▶ **TASK TO COMPLETE**: Search the material for the word "dashed" and copy each line that holds it.

(Records contained in a dataset)
----

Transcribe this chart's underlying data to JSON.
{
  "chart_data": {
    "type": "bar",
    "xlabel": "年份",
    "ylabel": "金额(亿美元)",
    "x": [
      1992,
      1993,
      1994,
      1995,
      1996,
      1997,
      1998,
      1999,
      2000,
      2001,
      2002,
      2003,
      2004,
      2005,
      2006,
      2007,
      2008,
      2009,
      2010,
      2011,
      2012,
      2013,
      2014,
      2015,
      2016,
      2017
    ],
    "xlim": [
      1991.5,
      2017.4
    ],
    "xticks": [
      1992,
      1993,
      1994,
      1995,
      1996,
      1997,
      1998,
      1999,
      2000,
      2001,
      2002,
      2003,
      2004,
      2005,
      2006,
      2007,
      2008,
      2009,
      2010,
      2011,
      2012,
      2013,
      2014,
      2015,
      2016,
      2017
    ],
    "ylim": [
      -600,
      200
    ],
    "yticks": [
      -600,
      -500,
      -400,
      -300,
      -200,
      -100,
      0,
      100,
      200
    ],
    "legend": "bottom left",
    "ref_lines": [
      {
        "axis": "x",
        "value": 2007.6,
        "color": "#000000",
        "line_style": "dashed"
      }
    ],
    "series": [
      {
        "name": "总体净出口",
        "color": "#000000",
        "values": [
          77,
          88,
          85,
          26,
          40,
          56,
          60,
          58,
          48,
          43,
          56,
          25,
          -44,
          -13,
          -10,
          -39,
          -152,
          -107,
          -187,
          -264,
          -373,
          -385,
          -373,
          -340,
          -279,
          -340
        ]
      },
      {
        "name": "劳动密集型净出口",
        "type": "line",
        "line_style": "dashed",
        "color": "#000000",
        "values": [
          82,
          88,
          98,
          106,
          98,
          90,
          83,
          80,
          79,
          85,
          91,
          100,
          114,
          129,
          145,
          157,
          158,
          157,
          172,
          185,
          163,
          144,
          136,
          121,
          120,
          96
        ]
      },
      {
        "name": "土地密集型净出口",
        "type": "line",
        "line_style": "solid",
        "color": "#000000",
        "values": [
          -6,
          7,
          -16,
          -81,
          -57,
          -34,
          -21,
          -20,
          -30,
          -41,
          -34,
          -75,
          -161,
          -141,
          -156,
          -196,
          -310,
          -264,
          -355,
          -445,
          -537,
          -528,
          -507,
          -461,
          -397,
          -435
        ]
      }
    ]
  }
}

----

▶ **SOLUTION FOR THIS PROBLEM**:
        "line_style": "dashed"
        "line_style": "dashed",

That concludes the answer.